=== DIRECTION ===
Gather up the lines that contain "ffffff".

=== DATA TO PROCESS ===

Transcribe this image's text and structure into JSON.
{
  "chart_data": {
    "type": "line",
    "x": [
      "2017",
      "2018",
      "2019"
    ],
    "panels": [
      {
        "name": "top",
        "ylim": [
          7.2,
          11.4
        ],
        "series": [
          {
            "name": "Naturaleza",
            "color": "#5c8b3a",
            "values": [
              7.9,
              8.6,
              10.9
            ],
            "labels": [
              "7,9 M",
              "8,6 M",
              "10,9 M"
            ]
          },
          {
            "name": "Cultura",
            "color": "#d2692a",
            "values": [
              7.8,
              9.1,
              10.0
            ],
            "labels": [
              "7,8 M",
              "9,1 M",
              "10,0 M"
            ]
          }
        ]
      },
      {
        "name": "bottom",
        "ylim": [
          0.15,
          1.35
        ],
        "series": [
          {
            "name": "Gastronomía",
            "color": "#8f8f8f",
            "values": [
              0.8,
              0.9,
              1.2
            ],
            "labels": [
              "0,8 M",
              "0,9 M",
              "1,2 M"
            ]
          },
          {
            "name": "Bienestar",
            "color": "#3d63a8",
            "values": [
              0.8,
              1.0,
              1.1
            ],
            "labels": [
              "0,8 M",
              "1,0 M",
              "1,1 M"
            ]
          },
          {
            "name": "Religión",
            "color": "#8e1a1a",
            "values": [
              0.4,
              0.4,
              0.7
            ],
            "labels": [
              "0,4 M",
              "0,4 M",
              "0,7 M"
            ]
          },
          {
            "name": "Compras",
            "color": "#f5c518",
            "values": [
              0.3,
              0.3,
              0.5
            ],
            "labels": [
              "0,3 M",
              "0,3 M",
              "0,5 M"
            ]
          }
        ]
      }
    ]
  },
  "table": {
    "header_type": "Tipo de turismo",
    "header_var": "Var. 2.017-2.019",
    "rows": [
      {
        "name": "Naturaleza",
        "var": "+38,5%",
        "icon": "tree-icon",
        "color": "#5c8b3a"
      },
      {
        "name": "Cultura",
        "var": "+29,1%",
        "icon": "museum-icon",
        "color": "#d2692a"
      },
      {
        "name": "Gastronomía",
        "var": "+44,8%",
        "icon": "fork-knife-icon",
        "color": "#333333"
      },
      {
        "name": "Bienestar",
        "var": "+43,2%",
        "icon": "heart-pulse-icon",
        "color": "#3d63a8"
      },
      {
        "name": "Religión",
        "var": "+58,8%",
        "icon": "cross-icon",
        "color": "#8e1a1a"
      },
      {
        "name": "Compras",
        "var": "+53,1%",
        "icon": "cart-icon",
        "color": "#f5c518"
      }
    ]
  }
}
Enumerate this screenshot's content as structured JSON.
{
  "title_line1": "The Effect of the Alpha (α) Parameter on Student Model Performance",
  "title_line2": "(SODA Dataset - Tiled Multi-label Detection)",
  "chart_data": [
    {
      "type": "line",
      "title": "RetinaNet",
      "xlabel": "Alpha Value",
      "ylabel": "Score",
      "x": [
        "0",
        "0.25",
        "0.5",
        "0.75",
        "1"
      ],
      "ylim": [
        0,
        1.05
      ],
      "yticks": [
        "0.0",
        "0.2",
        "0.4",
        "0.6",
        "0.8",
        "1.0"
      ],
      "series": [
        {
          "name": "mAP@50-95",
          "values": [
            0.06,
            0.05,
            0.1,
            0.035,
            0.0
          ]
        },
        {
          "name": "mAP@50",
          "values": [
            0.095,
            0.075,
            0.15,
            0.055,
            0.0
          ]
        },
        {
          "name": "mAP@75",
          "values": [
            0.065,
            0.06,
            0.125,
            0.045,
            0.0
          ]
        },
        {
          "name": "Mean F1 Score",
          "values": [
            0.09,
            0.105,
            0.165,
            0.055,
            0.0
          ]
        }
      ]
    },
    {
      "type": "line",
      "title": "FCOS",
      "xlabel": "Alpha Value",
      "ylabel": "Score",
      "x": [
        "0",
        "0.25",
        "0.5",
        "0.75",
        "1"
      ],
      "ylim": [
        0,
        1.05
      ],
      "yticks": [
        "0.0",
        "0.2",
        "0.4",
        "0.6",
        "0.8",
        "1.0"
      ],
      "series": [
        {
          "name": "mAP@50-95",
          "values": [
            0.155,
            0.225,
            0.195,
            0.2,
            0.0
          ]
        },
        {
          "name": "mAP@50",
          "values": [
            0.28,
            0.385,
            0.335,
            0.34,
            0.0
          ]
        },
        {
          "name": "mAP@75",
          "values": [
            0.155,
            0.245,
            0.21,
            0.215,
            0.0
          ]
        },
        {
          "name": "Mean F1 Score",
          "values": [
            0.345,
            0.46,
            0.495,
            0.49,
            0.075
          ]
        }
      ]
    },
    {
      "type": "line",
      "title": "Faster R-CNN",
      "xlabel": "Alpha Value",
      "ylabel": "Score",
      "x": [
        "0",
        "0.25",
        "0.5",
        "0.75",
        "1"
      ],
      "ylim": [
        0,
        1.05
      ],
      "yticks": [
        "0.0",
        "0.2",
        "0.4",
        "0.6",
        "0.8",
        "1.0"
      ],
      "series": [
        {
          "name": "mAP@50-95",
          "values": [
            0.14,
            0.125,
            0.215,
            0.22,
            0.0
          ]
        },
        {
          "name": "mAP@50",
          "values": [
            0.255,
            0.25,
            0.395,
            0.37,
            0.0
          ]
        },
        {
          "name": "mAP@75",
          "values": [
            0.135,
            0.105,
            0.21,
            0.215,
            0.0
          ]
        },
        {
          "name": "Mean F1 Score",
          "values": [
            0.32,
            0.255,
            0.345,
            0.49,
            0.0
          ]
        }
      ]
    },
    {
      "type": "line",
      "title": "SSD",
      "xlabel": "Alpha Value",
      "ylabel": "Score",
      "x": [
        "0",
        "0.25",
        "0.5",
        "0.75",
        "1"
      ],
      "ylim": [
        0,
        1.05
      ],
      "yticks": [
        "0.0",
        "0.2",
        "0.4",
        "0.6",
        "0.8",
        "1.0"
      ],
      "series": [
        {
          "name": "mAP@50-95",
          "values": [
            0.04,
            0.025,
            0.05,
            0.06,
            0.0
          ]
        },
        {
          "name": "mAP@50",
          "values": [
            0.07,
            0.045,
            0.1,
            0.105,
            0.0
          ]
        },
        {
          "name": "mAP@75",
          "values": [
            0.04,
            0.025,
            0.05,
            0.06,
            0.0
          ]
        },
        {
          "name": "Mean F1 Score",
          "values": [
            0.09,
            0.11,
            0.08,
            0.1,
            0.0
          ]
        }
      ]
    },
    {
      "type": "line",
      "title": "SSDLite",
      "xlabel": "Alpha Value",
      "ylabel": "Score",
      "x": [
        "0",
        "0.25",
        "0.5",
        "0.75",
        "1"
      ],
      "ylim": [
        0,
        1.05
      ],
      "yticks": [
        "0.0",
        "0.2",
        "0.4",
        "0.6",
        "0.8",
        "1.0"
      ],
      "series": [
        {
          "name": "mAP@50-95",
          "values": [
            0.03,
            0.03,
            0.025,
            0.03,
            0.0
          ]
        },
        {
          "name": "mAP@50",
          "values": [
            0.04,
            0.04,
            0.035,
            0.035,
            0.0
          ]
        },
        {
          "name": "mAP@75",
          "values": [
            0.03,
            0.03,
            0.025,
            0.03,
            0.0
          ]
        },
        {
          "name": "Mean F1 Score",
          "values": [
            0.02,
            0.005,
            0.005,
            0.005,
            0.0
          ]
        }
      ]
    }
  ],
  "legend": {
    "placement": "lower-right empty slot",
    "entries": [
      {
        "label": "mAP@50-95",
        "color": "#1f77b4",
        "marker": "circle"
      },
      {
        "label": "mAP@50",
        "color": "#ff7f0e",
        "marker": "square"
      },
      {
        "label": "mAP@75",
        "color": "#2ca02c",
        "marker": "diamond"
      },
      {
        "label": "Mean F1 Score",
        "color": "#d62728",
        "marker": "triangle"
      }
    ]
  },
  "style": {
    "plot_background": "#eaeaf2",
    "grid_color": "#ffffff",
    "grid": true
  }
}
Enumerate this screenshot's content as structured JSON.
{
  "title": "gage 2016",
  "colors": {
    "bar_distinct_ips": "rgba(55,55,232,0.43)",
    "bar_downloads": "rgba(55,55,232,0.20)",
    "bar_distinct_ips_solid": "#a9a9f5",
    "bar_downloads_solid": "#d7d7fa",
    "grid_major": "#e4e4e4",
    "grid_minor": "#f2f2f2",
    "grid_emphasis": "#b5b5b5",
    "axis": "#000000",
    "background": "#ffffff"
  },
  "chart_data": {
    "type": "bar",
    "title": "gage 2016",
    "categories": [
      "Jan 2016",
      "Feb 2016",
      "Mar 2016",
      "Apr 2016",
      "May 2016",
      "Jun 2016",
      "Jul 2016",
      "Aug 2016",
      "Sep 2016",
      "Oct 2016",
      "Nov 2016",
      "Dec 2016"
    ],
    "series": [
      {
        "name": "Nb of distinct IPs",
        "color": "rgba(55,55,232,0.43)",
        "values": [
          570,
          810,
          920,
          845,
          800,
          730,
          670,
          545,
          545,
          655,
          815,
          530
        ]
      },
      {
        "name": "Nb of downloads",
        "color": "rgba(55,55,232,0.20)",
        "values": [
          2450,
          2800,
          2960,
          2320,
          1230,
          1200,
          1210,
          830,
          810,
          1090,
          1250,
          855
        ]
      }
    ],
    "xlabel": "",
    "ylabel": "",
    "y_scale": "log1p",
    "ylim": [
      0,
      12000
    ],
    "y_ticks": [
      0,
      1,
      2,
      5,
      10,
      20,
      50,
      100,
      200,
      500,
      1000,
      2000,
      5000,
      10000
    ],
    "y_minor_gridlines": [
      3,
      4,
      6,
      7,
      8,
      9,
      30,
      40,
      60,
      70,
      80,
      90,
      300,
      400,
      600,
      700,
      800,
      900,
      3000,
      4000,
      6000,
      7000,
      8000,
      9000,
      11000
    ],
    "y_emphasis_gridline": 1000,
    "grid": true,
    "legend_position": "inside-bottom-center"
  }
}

=== TASK RESULT ===
    "grid_color": "#ffffff",
    "background": "#ffffff"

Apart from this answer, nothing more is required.